◆ Goal of the exercise
Extract verbatim every line from the one containing "Decode this image" to the final line of the records below, inclusive, and exclude all pictures.
┄┄┄┄┄┄
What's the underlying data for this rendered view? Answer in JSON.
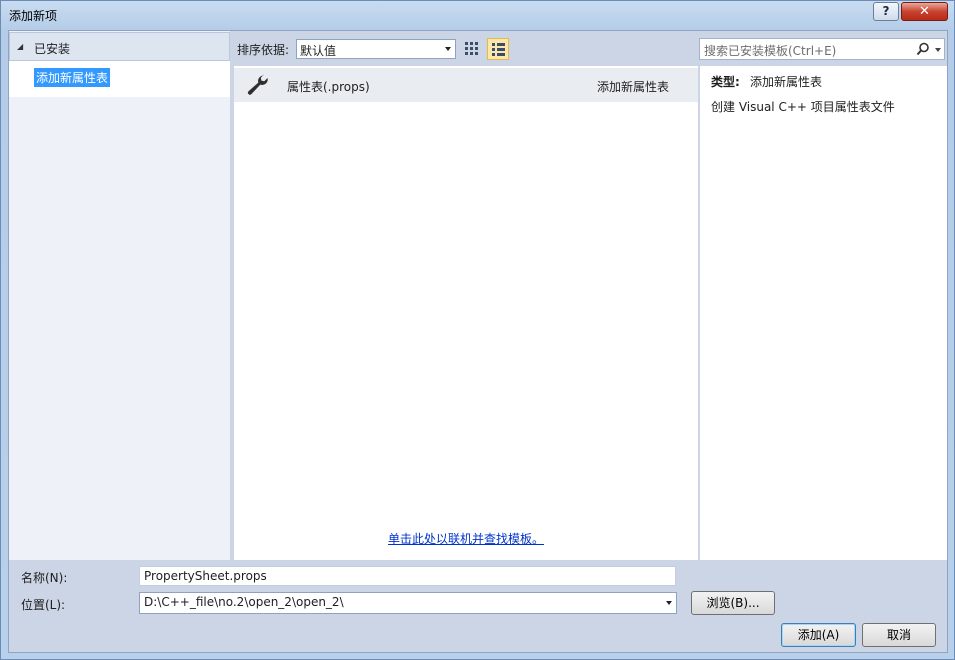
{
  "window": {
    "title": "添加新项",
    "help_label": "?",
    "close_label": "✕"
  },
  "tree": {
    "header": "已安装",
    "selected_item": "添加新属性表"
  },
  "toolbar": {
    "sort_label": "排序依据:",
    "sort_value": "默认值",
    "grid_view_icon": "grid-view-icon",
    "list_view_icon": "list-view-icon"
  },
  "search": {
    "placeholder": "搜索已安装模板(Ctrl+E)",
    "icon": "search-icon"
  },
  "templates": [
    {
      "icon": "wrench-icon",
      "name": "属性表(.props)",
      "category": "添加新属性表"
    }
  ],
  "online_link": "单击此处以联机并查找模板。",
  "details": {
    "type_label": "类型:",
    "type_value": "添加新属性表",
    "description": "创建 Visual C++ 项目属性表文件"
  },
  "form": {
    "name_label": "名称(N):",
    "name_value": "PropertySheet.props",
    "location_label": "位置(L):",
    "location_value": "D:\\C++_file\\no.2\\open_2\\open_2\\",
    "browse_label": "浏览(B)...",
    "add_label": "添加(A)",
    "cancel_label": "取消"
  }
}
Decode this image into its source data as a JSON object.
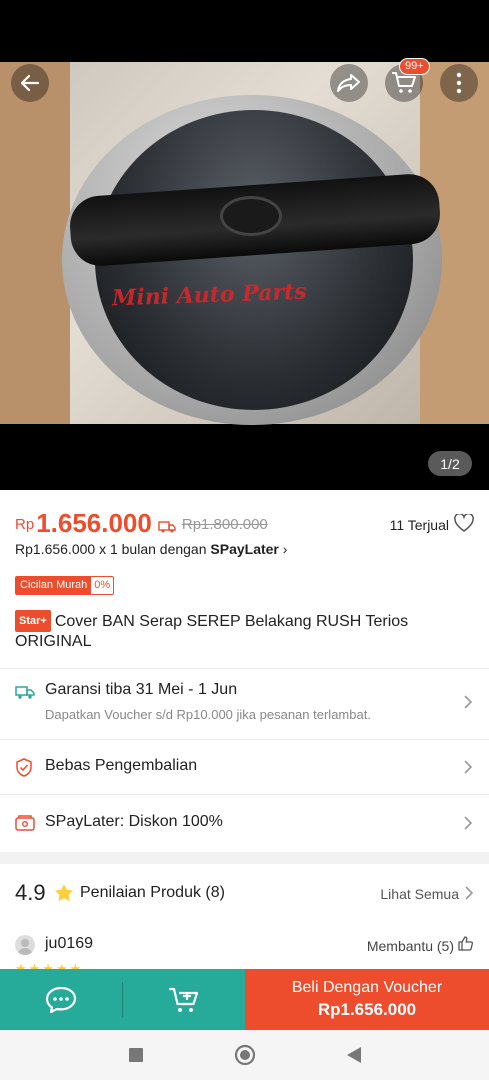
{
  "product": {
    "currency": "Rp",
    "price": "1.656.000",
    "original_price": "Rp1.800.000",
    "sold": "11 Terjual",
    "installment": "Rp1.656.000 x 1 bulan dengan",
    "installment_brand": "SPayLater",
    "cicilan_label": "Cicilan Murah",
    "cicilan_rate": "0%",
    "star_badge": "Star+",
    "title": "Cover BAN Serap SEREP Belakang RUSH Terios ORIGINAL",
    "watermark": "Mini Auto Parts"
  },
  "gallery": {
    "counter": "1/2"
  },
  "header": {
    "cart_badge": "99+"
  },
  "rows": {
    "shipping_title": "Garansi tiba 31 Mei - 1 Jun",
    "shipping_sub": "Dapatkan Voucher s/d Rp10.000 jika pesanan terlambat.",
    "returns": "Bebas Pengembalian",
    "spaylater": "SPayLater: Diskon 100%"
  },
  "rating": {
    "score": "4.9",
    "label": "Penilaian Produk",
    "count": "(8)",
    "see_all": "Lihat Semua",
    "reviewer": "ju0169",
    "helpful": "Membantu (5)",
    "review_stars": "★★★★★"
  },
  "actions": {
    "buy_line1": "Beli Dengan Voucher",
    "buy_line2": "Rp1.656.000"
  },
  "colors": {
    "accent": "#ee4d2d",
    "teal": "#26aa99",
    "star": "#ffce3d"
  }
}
┄┄┄┄┄┄
◆ Task solution
Decode this image into its source data as a JSON object.
{
  "product": {
    "currency": "Rp",
    "price": "1.656.000",
    "original_price": "Rp1.800.000",
    "sold": "11 Terjual",
    "installment": "Rp1.656.000 x 1 bulan dengan",
    "installment_brand": "SPayLater",
    "cicilan_label": "Cicilan Murah",
    "cicilan_rate": "0%",
    "star_badge": "Star+",
    "title": "Cover BAN Serap SEREP Belakang RUSH Terios ORIGINAL",
    "watermark": "Mini Auto Parts"
  },
  "gallery": {
    "counter": "1/2"
  },
  "header": {
    "cart_badge": "99+"
  },
  "rows": {
    "shipping_title": "Garansi tiba 31 Mei - 1 Jun",
    "shipping_sub": "Dapatkan Voucher s/d Rp10.000 jika pesanan terlambat.",
    "returns": "Bebas Pengembalian",
    "spaylater": "SPayLater: Diskon 100%"
  },
  "rating": {
    "score": "4.9",
    "label": "Penilaian Produk",
    "count": "(8)",
    "see_all": "Lihat Semua",
    "reviewer": "ju0169",
    "helpful": "Membantu (5)",
    "review_stars": "★★★★★"
  },
  "actions": {
    "buy_line1": "Beli Dengan Voucher",
    "buy_line2": "Rp1.656.000"
  },
  "colors": {
    "accent": "#ee4d2d",
    "teal": "#26aa99",
    "star": "#ffce3d"
  }
}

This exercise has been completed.